Same training errors in all nodes when using tensorflow MultiWorkerMirroredStrategy

I am trying to train model in three machines using tensorflow MultiWorkerMirroredStrategy. The script is based on the tensorflow tutorial:Multi-worker training with Keras(https://www.tensorflow.org/tutorials/distribute/multi_worker_with_keras#dataset_sharding_and_batch_size):
import tensorflow_datasets as tfds
import tensorflow as tf
tfds.disable_progress_bar()
import os
import json
strategy = tf.distribute.MultiWorkerMirroredStrategy()
BUFFER_SIZE = 10000
BATCH_SIZE = 64
def make_datasets_unbatched():
# scale MNIST data from (0, 255] to (0., 1.]
def scale(image, label):
image = tf.cast(image, tf.float32)
image /= 255
return image, label
# data download to /home/pzs/tensorflow_datasets/mnist/
datasets, info = tfds.load(name='mnist',
with_info=True,
as_supervised=True)
return datasets['train'].map(scale).cache().shuffle(BUFFER_SIZE)
def build_and_compile_cnn_model():
model = tf.keras.Sequential([
tf.keras.layers.Conv2D(32, 3, activation='relu', input_shape=(28, 28, 1)),
tf.keras.layers.MaxPooling2D(),
tf.keras.layers.Flatten(),
tf.keras.layers.Dense(64, activation='relu'),
tf.keras.layers.Dense(10)
])
model.compile(
loss=tf.keras.losses.SparseCategoricalCrossentropy(from_logits=True),
optimizer=tf.keras.optimizers.SGD(learning_rate=0.001),
metrics=['accuracy'])
return model
NUM_WORKERS = 3
GLOBAL_BATCH_SIZE = 64 * NUM_WORKERS
train_datasets = make_datasets_unbatched().batch(GLOBAL_BATCH_SIZE)
options = tf.data.Options()
options.experimental_distribute.auto_shard_policy = tf.data.experimental.AutoShardPolicy.OFF
train_datasets = make_datasets_unbatched().batch(BATCH_SIZE)
train_datasets = train_datasets.with_options(options)
with strategy.scope():
multi_worker_model = build_and_compile_cnn_model()
multi_worker_model.fit(x=train_datasets, epochs=30, steps_per_epoch=5)

#### Problem to solve:
Can you repeat, word for word, the part of the TensorFlow post that starts at "return model" and ends at "train_datasets = train_datasets.with_options(options)"?

#### Study material:
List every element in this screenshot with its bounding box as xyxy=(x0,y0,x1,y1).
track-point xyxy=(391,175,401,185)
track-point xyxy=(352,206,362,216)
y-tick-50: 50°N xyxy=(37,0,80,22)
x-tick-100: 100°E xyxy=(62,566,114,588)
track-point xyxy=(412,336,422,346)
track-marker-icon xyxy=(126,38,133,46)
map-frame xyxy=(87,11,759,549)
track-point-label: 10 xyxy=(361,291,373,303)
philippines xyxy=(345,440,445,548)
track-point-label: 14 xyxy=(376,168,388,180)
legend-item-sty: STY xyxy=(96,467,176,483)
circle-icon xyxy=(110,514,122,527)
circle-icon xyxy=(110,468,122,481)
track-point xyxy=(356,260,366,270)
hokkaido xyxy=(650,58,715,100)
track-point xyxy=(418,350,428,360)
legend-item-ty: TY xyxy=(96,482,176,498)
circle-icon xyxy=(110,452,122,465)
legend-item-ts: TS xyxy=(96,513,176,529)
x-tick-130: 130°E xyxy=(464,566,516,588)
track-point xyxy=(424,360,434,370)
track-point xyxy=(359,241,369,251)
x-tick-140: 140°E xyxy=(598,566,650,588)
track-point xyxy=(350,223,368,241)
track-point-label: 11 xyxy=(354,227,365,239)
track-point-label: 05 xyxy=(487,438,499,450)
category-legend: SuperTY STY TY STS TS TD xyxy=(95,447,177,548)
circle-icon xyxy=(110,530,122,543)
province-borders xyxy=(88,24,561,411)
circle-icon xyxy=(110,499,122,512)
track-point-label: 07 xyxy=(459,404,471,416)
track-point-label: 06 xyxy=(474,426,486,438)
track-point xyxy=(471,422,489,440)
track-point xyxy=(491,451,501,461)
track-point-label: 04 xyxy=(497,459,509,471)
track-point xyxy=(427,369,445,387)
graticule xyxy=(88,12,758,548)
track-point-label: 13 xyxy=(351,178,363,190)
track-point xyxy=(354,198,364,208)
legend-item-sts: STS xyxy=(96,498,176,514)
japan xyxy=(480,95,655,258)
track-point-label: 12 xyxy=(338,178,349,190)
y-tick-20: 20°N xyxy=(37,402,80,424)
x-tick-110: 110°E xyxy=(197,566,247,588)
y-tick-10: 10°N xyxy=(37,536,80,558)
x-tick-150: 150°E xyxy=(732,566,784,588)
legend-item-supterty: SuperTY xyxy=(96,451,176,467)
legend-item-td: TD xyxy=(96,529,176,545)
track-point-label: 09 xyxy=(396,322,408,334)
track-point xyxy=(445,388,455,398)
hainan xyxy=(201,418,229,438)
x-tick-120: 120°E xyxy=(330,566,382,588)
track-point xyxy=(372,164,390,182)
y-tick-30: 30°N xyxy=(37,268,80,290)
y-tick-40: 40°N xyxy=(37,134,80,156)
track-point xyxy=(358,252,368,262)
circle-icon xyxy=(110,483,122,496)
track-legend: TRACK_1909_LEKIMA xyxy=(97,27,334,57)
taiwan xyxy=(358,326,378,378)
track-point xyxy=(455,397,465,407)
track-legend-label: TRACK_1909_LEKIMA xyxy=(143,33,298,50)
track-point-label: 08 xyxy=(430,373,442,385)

#### Your response:
return model
NUM_WORKERS = 3
GLOBAL_BATCH_SIZE = 64 * NUM_WORKERS
train_datasets = make_datasets_unbatched().batch(GLOBAL_BATCH_SIZE)
options = tf.data.Options()
options.experimental_distribute.auto_shard_policy = tf.data.experimental.AutoShardPolicy.OFF
train_datasets = make_datasets_unbatched().batch(BATCH_SIZE)
train_datasets = train_datasets.with_options(options)